• TASK PROMPT:
Pick out the lines containing "Yazılım".

• Extracted records:
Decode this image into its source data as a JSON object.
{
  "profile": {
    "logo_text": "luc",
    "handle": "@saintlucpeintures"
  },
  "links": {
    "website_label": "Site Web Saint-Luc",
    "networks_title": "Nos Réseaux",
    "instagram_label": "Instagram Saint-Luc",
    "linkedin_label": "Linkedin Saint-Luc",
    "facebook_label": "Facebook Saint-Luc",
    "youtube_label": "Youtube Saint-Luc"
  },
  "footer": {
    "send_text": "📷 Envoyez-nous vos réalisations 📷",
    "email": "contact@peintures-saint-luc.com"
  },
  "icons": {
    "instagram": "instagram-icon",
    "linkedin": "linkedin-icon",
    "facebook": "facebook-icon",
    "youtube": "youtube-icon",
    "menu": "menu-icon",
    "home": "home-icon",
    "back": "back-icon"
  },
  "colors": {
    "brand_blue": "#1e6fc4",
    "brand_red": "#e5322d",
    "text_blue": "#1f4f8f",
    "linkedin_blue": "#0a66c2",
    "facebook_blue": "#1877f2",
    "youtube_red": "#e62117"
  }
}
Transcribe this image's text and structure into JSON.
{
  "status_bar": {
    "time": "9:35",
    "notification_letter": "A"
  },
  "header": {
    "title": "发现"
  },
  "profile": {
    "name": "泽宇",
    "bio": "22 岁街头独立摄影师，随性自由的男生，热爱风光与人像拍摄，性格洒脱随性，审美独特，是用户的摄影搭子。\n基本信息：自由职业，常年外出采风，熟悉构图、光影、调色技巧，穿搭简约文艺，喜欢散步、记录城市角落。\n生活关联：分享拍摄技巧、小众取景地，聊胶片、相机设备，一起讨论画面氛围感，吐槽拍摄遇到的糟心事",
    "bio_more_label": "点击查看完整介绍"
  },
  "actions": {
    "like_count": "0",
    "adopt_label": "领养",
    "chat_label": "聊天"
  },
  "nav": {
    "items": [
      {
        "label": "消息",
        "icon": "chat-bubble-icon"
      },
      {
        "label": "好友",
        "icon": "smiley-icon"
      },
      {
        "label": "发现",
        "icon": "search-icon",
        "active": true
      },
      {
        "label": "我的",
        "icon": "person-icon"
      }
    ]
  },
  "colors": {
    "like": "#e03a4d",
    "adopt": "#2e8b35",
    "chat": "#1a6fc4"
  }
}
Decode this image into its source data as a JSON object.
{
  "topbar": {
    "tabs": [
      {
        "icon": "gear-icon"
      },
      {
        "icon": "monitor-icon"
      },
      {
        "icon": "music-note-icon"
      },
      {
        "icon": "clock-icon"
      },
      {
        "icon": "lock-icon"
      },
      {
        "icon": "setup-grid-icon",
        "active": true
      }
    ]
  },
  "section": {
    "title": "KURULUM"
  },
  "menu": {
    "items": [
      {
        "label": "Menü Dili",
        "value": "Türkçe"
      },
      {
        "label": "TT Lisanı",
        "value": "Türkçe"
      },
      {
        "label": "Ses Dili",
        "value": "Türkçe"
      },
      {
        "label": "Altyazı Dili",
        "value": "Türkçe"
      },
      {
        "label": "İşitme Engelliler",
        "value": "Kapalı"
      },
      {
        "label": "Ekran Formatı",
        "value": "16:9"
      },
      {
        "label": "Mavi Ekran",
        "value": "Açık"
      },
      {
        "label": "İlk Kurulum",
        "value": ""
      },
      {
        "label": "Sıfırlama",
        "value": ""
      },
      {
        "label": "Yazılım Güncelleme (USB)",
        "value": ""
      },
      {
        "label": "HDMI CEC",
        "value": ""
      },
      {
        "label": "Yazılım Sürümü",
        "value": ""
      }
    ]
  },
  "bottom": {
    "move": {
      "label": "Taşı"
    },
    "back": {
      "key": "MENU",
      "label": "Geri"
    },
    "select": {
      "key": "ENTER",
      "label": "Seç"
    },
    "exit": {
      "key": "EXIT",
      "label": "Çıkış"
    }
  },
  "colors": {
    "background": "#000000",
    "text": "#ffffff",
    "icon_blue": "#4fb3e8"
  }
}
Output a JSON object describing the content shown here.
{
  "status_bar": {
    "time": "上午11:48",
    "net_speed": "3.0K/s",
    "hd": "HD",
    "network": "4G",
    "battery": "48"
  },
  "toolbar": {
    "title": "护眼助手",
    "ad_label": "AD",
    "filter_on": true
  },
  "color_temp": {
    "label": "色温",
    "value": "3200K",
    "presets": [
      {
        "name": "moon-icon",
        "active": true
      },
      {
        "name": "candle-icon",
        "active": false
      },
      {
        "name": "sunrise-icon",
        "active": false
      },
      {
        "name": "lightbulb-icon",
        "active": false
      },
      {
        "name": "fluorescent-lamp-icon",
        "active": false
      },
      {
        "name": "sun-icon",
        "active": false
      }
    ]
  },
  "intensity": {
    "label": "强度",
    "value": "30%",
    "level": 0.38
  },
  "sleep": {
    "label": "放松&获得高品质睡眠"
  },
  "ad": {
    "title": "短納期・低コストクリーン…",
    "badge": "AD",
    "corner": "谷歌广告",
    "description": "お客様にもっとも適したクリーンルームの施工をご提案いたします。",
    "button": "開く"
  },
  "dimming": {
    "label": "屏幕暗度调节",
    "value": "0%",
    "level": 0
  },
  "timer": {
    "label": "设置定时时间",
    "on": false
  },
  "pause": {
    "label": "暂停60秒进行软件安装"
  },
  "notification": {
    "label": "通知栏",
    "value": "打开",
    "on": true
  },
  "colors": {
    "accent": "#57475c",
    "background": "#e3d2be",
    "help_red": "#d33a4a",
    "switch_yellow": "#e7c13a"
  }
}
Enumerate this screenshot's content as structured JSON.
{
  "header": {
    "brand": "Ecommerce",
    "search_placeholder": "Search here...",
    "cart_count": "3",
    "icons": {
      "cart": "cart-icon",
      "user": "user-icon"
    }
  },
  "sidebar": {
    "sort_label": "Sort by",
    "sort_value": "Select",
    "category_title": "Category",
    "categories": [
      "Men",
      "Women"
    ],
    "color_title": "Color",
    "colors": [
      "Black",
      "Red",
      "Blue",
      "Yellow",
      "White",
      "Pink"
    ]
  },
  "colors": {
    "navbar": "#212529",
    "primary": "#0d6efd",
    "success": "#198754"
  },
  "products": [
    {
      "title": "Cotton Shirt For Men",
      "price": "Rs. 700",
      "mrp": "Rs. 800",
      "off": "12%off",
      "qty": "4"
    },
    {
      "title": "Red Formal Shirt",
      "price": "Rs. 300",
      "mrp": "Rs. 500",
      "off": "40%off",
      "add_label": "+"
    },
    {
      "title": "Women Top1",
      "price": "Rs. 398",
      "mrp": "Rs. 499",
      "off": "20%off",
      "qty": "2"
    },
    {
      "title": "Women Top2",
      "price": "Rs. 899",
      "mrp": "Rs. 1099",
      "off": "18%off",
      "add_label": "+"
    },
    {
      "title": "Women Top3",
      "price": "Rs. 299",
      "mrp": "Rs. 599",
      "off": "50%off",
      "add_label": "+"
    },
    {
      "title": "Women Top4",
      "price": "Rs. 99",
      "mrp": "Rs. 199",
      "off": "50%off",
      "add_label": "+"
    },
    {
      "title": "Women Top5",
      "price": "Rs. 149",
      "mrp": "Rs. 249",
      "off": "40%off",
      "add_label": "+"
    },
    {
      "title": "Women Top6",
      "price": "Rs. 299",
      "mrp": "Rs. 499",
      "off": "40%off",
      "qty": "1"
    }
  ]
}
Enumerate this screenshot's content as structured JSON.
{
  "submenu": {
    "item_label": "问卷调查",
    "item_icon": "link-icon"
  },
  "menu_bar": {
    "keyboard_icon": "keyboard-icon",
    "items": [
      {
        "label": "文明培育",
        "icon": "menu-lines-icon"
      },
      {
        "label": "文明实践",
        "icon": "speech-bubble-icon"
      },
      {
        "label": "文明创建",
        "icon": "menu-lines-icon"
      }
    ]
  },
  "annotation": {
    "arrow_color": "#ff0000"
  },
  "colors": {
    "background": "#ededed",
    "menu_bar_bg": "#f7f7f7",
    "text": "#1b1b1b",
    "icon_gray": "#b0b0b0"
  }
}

• RESULT OF THE TASK:
        "label": "Yazılım Güncelleme (USB)",
        "label": "Yazılım Sürümü",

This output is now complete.